INSTRUCTIONS FOR THE TASK: You are to retype all of the data exactly as it appears.
BEGIN DATA EXCERPTS
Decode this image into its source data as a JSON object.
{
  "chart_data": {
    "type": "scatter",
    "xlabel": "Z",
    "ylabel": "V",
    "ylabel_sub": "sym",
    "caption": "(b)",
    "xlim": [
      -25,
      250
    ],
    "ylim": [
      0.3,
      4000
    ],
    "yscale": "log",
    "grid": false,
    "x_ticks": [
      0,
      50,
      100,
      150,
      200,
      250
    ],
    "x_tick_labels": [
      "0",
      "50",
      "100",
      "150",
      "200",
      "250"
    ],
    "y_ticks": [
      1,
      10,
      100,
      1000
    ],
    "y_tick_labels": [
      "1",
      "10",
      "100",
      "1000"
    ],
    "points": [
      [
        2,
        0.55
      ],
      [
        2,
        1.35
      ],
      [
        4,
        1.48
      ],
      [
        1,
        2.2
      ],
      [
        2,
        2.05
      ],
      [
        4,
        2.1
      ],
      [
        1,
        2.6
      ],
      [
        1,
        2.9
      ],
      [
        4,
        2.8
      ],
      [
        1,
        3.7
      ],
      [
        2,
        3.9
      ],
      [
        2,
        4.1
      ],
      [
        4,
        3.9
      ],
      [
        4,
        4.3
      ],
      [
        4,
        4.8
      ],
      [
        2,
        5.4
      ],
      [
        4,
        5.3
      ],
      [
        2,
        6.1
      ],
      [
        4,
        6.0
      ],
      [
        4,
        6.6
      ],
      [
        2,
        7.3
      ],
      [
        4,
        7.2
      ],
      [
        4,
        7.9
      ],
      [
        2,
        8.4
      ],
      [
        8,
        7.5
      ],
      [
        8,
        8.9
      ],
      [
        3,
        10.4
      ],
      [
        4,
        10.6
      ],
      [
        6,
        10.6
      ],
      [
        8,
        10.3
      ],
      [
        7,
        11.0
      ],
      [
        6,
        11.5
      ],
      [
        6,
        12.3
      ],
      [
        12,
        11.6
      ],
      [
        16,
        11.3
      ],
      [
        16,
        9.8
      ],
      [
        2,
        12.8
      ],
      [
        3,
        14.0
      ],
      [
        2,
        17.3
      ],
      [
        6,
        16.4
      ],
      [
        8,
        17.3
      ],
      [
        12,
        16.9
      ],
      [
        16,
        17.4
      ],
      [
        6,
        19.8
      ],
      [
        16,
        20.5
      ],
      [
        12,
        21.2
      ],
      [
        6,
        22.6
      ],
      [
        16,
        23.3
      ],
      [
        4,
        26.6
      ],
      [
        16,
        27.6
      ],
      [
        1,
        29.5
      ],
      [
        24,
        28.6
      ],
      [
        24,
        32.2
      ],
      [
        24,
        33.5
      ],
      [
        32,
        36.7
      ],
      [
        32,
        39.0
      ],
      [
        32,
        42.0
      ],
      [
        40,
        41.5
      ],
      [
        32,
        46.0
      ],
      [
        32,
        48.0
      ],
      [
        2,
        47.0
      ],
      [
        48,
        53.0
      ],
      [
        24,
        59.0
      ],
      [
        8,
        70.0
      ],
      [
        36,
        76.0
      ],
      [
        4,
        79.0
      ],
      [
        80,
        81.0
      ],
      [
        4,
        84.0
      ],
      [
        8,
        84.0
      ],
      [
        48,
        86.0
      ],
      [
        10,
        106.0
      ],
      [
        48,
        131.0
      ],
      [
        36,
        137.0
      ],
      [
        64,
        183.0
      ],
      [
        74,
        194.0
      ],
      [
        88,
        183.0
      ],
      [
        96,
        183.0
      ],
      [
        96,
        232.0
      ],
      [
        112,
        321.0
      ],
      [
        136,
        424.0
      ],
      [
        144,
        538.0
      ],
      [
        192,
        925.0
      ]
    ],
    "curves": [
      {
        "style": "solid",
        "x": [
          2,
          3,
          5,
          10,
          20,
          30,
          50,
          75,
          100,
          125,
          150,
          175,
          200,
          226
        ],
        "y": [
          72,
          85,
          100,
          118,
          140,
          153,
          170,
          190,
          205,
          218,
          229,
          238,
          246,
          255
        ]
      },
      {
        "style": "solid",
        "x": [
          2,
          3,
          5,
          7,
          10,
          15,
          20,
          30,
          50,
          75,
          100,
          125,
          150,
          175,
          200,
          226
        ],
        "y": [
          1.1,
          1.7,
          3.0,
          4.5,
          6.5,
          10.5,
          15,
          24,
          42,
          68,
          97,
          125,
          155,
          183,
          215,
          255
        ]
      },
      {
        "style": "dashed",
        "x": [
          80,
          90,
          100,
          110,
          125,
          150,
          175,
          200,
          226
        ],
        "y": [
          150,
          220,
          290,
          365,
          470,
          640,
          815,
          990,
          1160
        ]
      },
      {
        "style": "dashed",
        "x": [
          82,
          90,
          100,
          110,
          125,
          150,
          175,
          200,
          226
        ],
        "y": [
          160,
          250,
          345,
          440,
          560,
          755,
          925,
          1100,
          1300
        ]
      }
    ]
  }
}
END DATA EXCERPTS
EXERCISE SOLUTION:
Decode this image into its source data as a JSON object.
{
  "chart_data": {
    "type": "scatter",
    "xlabel": "Z",
    "ylabel": "V",
    "ylabel_sub": "sym",
    "caption": "(b)",
    "xlim": [
      -25,
      250
    ],
    "ylim": [
      0.3,
      4000
    ],
    "yscale": "log",
    "grid": false,
    "x_ticks": [
      0,
      50,
      100,
      150,
      200,
      250
    ],
    "x_tick_labels": [
      "0",
      "50",
      "100",
      "150",
      "200",
      "250"
    ],
    "y_ticks": [
      1,
      10,
      100,
      1000
    ],
    "y_tick_labels": [
      "1",
      "10",
      "100",
      "1000"
    ],
    "points": [
      [
        2,
        0.55
      ],
      [
        2,
        1.35
      ],
      [
        4,
        1.48
      ],
      [
        1,
        2.2
      ],
      [
        2,
        2.05
      ],
      [
        4,
        2.1
      ],
      [
        1,
        2.6
      ],
      [
        1,
        2.9
      ],
      [
        4,
        2.8
      ],
      [
        1,
        3.7
      ],
      [
        2,
        3.9
      ],
      [
        2,
        4.1
      ],
      [
        4,
        3.9
      ],
      [
        4,
        4.3
      ],
      [
        4,
        4.8
      ],
      [
        2,
        5.4
      ],
      [
        4,
        5.3
      ],
      [
        2,
        6.1
      ],
      [
        4,
        6.0
      ],
      [
        4,
        6.6
      ],
      [
        2,
        7.3
      ],
      [
        4,
        7.2
      ],
      [
        4,
        7.9
      ],
      [
        2,
        8.4
      ],
      [
        8,
        7.5
      ],
      [
        8,
        8.9
      ],
      [
        3,
        10.4
      ],
      [
        4,
        10.6
      ],
      [
        6,
        10.6
      ],
      [
        8,
        10.3
      ],
      [
        7,
        11.0
      ],
      [
        6,
        11.5
      ],
      [
        6,
        12.3
      ],
      [
        12,
        11.6
      ],
      [
        16,
        11.3
      ],
      [
        16,
        9.8
      ],
      [
        2,
        12.8
      ],
      [
        3,
        14.0
      ],
      [
        2,
        17.3
      ],
      [
        6,
        16.4
      ],
      [
        8,
        17.3
      ],
      [
        12,
        16.9
      ],
      [
        16,
        17.4
      ],
      [
        6,
        19.8
      ],
      [
        16,
        20.5
      ],
      [
        12,
        21.2
      ],
      [
        6,
        22.6
      ],
      [
        16,
        23.3
      ],
      [
        4,
        26.6
      ],
      [
        16,
        27.6
      ],
      [
        1,
        29.5
      ],
      [
        24,
        28.6
      ],
      [
        24,
        32.2
      ],
      [
        24,
        33.5
      ],
      [
        32,
        36.7
      ],
      [
        32,
        39.0
      ],
      [
        32,
        42.0
      ],
      [
        40,
        41.5
      ],
      [
        32,
        46.0
      ],
      [
        32,
        48.0
      ],
      [
        2,
        47.0
      ],
      [
        48,
        53.0
      ],
      [
        24,
        59.0
      ],
      [
        8,
        70.0
      ],
      [
        36,
        76.0
      ],
      [
        4,
        79.0
      ],
      [
        80,
        81.0
      ],
      [
        4,
        84.0
      ],
      [
        8,
        84.0
      ],
      [
        48,
        86.0
      ],
      [
        10,
        106.0
      ],
      [
        48,
        131.0
      ],
      [
        36,
        137.0
      ],
      [
        64,
        183.0
      ],
      [
        74,
        194.0
      ],
      [
        88,
        183.0
      ],
      [
        96,
        183.0
      ],
      [
        96,
        232.0
      ],
      [
        112,
        321.0
      ],
      [
        136,
        424.0
      ],
      [
        144,
        538.0
      ],
      [
        192,
        925.0
      ]
    ],
    "curves": [
      {
        "style": "solid",
        "x": [
          2,
          3,
          5,
          10,
          20,
          30,
          50,
          75,
          100,
          125,
          150,
          175,
          200,
          226
        ],
        "y": [
          72,
          85,
          100,
          118,
          140,
          153,
          170,
          190,
          205,
          218,
          229,
          238,
          246,
          255
        ]
      },
      {
        "style": "solid",
        "x": [
          2,
          3,
          5,
          7,
          10,
          15,
          20,
          30,
          50,
          75,
          100,
          125,
          150,
          175,
          200,
          226
        ],
        "y": [
          1.1,
          1.7,
          3.0,
          4.5,
          6.5,
          10.5,
          15,
          24,
          42,
          68,
          97,
          125,
          155,
          183,
          215,
          255
        ]
      },
      {
        "style": "dashed",
        "x": [
          80,
          90,
          100,
          110,
          125,
          150,
          175,
          200,
          226
        ],
        "y": [
          150,
          220,
          290,
          365,
          470,
          640,
          815,
          990,
          1160
        ]
      },
      {
        "style": "dashed",
        "x": [
          82,
          90,
          100,
          110,
          125,
          150,
          175,
          200,
          226
        ],
        "y": [
          160,
          250,
          345,
          440,
          560,
          755,
          925,
          1100,
          1300
        ]
      }
    ]
  }
}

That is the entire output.